Request — Search the material for the word "может" and copy each line that holds it.

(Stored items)
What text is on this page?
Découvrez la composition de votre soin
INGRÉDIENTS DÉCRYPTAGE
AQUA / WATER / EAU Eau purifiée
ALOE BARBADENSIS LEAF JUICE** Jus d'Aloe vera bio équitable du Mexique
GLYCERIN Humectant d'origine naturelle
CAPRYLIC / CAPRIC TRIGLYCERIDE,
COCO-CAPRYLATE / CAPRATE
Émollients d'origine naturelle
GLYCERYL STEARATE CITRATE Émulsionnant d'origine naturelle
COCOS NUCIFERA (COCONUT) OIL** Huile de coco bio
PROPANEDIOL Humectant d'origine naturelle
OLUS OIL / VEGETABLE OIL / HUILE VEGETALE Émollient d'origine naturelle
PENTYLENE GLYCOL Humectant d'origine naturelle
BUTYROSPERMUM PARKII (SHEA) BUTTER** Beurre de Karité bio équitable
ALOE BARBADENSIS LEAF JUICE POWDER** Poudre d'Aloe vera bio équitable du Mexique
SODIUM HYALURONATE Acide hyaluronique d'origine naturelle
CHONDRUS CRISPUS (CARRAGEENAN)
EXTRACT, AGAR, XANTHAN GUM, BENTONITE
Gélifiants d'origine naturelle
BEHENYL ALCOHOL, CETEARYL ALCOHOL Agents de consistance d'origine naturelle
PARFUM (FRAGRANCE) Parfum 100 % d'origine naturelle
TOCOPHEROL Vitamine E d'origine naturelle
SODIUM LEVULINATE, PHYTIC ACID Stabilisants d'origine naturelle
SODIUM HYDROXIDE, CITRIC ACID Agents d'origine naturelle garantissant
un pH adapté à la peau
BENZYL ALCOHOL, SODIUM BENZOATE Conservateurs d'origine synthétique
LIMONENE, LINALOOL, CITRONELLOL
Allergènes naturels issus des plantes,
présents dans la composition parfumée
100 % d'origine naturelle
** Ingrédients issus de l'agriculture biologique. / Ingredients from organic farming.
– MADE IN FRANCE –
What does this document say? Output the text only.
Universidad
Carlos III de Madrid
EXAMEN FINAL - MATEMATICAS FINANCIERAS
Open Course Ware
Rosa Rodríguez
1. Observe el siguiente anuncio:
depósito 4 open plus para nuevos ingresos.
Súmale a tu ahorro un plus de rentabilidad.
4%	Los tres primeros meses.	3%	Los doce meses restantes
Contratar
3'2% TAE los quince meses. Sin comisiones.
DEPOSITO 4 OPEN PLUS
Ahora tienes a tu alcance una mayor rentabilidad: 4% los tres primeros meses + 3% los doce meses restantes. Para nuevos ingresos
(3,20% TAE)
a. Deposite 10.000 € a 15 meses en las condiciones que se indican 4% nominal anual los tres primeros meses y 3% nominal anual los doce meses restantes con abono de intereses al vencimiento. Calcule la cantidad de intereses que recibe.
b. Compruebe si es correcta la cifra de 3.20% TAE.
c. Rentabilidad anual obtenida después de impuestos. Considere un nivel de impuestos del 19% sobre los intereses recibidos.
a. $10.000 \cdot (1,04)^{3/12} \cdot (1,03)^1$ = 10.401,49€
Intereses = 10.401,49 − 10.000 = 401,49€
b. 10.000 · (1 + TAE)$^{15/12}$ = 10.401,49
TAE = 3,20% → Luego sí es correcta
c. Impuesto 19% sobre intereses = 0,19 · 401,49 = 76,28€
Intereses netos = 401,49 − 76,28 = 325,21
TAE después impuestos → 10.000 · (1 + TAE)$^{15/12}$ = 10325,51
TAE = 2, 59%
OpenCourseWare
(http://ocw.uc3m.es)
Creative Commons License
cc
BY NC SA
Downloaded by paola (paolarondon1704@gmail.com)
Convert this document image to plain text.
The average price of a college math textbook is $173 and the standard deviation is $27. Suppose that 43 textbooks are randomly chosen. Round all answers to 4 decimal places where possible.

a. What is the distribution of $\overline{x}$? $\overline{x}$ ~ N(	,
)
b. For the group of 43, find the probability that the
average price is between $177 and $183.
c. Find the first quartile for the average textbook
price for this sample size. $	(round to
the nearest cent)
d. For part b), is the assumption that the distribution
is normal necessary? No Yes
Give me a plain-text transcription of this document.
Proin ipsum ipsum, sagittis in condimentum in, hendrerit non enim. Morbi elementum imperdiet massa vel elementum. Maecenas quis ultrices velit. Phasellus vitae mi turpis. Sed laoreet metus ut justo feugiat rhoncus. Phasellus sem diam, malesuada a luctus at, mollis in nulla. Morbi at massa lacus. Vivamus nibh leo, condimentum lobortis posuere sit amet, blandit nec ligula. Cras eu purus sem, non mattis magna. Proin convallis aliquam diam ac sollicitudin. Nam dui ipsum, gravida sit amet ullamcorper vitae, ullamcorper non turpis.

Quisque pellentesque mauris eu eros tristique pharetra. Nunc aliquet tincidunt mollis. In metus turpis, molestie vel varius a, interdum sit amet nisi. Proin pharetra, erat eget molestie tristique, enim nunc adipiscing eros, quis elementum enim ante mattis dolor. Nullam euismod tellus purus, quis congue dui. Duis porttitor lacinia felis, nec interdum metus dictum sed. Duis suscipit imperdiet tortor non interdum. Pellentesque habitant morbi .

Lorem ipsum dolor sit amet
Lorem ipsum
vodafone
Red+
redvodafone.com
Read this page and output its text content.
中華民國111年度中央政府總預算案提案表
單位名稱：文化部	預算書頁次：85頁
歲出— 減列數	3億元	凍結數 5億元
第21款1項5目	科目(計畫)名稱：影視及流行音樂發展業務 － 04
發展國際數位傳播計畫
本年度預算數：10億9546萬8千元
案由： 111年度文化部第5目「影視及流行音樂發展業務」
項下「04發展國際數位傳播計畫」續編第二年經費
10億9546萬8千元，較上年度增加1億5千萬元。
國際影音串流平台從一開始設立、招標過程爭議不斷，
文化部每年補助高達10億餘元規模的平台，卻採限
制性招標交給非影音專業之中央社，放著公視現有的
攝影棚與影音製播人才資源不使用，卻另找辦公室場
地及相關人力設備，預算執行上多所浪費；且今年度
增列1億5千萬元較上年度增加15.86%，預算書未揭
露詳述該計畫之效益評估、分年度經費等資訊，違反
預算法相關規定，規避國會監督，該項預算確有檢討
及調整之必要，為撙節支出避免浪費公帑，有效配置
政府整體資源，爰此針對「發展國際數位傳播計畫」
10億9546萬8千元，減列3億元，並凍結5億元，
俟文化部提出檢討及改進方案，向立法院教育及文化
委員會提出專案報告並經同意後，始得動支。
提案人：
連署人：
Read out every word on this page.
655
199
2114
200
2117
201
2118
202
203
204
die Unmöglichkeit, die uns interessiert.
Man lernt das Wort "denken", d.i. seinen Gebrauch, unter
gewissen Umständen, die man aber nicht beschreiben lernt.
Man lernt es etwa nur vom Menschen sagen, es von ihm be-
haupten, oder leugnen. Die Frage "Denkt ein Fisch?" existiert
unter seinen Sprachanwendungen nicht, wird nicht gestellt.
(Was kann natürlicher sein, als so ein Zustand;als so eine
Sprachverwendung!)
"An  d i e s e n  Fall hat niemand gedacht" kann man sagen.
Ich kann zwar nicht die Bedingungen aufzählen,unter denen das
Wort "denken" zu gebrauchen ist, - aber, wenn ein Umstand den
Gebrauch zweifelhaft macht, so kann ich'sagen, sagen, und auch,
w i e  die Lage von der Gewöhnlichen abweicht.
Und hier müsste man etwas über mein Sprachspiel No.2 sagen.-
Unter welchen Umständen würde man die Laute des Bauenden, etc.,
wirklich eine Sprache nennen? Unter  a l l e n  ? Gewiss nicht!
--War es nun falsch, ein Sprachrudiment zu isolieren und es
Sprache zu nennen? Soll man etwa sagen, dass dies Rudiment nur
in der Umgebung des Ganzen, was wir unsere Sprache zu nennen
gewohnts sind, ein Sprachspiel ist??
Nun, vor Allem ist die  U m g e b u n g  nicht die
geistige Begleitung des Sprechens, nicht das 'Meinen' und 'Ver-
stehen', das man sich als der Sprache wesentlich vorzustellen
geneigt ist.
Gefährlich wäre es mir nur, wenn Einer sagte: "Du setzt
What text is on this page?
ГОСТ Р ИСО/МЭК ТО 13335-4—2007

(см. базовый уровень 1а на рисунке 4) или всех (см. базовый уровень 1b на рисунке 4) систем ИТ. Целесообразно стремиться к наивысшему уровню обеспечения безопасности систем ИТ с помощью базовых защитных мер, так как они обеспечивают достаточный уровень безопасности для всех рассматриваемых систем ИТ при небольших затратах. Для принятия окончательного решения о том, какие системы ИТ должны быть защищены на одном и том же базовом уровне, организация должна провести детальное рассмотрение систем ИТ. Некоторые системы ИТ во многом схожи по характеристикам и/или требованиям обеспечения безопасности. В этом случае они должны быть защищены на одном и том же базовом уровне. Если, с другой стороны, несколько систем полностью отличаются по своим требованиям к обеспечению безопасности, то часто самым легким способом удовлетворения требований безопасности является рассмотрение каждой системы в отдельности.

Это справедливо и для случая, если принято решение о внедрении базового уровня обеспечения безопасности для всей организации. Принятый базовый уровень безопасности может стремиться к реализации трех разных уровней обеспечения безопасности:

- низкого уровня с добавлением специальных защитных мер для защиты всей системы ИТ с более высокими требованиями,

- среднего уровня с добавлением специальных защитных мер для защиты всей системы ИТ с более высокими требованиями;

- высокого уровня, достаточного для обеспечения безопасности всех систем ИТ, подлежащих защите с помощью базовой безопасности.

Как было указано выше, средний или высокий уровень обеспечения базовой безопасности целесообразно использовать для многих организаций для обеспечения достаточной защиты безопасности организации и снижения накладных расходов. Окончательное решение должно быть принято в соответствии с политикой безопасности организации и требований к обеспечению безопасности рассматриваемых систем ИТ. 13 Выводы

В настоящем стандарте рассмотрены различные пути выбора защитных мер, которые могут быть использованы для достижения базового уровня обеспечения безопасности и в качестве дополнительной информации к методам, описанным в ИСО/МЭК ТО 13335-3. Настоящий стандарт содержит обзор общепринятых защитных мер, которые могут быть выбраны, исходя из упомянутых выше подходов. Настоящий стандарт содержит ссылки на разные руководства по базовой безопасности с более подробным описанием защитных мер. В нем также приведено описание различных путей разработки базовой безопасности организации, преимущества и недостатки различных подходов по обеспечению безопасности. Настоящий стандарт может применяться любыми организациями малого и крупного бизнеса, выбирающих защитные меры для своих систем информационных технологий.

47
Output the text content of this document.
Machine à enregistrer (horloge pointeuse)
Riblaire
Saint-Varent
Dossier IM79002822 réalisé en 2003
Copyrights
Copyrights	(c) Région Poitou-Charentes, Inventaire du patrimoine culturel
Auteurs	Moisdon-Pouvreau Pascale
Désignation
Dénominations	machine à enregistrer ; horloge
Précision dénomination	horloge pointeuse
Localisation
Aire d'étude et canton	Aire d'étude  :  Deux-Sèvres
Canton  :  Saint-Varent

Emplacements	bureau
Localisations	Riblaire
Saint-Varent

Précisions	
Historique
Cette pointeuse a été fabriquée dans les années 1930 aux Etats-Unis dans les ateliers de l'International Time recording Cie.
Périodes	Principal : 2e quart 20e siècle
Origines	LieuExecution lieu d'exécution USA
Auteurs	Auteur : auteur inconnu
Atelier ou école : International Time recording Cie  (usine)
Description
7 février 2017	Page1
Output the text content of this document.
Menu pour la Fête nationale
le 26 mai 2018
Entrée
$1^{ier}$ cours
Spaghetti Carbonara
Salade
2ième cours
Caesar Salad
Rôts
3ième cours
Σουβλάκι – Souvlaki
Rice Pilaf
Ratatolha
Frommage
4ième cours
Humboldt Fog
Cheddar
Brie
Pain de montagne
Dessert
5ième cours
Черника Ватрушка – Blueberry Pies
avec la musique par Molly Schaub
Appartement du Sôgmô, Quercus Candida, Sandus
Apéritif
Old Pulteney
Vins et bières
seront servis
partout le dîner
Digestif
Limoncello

Complete response —
Это справедливо и для случая, если принято решение о внедрении базового уровня обеспечения безопасности для всей организации. Принятый базовый уровень безопасности может стремиться к реализации трех разных уровней обеспечения безопасности:
В настоящем стандарте рассмотрены различные пути выбора защитных мер, которые могут быть использованы для достижения базового уровня обеспечения безопасности и в качестве дополнительной информации к методам, описанным в ИСО/МЭК ТО 13335-3. Настоящий стандарт содержит обзор общепринятых защитных мер, которые могут быть выбраны, исходя из упомянутых выше подходов. Настоящий стандарт содержит ссылки на разные руководства по базовой безопасности с более подробным описанием защитных мер. В нем также приведено описание различных путей разработки базовой безопасности организации, преимущества и недостатки различных подходов по обеспечению безопасности. Настоящий стандарт может применяться любыми организациями малого и крупного бизнеса, выбирающих защитные меры для своих систем информационных технологий.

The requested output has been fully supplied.